◆ **Task goal**
Scan the data below. Pull out each line where "Micron" occurs.

[Data excerpts]
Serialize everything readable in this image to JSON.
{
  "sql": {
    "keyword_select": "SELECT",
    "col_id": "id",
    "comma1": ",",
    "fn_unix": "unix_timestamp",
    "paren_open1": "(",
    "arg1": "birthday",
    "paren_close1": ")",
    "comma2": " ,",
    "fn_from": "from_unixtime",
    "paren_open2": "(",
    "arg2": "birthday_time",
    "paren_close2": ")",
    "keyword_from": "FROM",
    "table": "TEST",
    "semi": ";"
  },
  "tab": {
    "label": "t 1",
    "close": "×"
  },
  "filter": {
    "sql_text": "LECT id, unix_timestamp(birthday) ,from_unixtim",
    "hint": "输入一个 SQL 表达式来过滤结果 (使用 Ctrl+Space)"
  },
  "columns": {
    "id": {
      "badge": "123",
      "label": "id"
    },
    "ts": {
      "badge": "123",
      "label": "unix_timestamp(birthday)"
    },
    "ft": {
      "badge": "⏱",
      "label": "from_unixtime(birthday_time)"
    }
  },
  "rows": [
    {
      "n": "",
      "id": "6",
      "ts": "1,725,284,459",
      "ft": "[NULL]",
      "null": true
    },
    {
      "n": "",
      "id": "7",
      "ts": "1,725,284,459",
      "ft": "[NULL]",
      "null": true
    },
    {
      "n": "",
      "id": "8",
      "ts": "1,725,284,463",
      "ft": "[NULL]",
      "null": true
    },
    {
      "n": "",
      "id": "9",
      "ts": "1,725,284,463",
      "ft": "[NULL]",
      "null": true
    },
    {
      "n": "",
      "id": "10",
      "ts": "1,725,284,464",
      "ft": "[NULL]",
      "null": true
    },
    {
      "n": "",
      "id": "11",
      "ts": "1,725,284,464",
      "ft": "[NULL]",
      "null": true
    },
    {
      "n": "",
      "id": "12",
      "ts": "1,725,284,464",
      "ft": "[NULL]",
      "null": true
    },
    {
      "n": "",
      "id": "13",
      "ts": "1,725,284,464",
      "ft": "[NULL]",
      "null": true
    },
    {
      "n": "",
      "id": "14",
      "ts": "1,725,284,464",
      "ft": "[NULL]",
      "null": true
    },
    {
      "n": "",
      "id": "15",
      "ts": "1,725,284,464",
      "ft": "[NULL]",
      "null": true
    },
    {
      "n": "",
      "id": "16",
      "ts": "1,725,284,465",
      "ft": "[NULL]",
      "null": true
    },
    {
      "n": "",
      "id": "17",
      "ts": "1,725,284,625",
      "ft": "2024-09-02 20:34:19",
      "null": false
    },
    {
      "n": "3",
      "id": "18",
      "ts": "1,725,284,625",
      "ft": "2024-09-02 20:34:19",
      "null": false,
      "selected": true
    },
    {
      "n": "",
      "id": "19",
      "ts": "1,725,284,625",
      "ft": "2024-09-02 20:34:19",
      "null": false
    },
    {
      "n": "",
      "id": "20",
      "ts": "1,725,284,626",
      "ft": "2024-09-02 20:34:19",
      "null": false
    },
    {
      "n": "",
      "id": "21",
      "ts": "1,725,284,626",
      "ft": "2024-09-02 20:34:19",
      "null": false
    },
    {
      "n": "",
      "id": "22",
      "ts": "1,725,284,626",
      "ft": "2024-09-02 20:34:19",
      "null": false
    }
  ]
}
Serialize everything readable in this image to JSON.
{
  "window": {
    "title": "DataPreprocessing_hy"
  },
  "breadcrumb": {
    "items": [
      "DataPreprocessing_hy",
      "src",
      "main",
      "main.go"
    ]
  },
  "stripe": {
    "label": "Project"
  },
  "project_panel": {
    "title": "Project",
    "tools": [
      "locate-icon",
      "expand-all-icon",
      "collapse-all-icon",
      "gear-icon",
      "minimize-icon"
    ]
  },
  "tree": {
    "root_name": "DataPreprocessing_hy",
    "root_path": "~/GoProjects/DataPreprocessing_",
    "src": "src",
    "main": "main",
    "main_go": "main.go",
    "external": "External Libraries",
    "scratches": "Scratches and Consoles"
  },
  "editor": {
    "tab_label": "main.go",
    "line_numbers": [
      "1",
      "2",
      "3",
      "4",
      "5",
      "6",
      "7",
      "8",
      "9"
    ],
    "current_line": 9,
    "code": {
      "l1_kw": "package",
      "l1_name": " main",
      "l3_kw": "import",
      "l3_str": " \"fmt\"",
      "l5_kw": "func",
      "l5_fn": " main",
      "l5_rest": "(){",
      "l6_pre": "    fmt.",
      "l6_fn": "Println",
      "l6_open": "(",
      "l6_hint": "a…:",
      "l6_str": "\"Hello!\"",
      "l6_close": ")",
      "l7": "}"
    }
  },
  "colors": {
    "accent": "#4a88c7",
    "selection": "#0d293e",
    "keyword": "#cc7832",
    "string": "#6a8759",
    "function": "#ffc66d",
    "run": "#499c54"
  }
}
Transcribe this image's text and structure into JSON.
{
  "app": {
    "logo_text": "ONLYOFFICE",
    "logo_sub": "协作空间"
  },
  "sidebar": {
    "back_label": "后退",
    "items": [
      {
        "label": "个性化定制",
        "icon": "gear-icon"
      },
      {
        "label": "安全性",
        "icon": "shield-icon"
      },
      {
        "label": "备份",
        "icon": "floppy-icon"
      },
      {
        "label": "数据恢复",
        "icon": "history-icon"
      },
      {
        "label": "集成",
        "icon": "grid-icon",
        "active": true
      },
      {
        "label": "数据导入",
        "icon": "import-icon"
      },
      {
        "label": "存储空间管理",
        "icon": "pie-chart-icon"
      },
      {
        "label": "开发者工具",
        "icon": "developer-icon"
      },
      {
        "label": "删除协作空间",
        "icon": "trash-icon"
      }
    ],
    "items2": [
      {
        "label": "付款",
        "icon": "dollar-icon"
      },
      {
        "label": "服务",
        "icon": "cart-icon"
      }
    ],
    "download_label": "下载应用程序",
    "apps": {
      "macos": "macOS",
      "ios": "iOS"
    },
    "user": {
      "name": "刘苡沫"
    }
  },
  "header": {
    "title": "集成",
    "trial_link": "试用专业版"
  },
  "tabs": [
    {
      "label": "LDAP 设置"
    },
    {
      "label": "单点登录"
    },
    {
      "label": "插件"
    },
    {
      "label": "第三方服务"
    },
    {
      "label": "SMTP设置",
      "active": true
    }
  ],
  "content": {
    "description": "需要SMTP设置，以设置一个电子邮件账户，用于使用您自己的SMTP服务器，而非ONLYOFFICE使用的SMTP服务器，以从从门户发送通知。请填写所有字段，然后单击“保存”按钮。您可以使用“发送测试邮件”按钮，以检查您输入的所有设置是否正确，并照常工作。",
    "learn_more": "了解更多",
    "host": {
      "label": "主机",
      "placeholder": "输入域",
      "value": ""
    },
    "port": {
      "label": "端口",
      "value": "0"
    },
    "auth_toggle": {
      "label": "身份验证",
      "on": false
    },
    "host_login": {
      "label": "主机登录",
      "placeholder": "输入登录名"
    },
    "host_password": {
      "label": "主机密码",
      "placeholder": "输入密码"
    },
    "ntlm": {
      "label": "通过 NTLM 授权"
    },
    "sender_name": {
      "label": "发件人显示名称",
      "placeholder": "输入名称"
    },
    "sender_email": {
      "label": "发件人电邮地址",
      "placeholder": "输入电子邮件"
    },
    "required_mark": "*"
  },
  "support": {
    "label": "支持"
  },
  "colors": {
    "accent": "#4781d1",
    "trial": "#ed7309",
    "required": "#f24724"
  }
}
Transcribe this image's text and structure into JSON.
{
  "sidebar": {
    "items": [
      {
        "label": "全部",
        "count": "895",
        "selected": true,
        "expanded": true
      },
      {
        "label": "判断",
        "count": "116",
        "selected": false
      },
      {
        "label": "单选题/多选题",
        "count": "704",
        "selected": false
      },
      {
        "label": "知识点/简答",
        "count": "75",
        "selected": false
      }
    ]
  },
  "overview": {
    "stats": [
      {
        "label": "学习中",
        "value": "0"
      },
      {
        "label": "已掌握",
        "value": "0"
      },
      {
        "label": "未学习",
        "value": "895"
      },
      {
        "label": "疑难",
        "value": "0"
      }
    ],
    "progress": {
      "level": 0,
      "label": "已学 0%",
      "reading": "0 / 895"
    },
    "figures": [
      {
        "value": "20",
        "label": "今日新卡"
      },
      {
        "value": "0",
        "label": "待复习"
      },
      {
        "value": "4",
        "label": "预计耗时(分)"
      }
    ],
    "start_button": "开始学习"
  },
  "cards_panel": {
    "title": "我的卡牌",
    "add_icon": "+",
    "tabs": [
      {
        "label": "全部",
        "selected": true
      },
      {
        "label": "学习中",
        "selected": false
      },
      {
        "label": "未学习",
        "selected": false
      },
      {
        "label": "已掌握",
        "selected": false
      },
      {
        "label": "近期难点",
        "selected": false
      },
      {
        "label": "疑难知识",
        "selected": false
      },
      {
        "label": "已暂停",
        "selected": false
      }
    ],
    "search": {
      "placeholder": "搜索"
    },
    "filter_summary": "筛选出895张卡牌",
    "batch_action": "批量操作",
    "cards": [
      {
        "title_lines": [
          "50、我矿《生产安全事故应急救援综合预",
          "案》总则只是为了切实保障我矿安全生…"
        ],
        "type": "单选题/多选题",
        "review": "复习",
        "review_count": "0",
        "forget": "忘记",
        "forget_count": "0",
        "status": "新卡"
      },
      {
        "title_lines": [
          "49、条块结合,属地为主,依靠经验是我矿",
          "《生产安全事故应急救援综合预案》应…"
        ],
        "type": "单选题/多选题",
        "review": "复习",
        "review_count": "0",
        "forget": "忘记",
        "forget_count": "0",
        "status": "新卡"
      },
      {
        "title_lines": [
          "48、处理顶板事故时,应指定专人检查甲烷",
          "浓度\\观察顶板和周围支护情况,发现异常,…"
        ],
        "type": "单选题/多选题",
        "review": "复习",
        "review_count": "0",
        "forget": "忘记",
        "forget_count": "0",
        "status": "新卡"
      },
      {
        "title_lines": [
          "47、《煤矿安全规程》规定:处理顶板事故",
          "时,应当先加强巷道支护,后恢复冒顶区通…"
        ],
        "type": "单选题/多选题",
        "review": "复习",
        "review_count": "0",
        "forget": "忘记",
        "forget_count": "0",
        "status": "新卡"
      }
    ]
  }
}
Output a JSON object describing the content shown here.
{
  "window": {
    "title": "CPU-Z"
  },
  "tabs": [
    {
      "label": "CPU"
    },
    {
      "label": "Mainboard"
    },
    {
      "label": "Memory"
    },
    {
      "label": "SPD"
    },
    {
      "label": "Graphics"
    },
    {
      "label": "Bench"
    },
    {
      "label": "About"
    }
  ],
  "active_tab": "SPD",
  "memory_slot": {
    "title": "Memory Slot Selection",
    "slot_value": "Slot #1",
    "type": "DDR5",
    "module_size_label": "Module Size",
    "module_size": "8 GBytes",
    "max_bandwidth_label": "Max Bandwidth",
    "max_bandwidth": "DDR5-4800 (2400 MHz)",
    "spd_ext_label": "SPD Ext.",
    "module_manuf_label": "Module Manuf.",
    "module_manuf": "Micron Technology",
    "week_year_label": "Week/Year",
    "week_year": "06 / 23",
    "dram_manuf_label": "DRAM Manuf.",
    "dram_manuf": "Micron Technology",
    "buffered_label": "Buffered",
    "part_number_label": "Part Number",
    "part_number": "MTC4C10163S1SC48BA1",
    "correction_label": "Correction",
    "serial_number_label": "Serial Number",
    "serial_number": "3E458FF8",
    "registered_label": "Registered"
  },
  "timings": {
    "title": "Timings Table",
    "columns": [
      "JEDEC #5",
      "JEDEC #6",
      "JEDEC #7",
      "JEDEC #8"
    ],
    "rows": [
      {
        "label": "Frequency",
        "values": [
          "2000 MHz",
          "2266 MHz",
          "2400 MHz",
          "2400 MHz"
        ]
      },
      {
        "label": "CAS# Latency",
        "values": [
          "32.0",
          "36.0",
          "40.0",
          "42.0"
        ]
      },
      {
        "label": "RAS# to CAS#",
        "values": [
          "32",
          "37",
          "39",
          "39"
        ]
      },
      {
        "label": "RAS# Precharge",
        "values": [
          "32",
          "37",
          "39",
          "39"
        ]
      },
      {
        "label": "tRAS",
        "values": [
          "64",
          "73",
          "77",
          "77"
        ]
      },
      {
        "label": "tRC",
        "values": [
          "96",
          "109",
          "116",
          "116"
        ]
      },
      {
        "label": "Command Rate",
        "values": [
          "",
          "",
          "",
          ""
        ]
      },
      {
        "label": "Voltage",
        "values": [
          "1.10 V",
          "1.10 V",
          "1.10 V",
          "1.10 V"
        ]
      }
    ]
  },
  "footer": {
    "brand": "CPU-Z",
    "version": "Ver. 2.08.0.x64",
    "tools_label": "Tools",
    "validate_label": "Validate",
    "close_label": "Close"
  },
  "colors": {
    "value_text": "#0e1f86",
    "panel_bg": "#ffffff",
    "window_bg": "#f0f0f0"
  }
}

◆ **Correct result**
    "module_manuf": "Micron Technology",
    "dram_manuf": "Micron Technology",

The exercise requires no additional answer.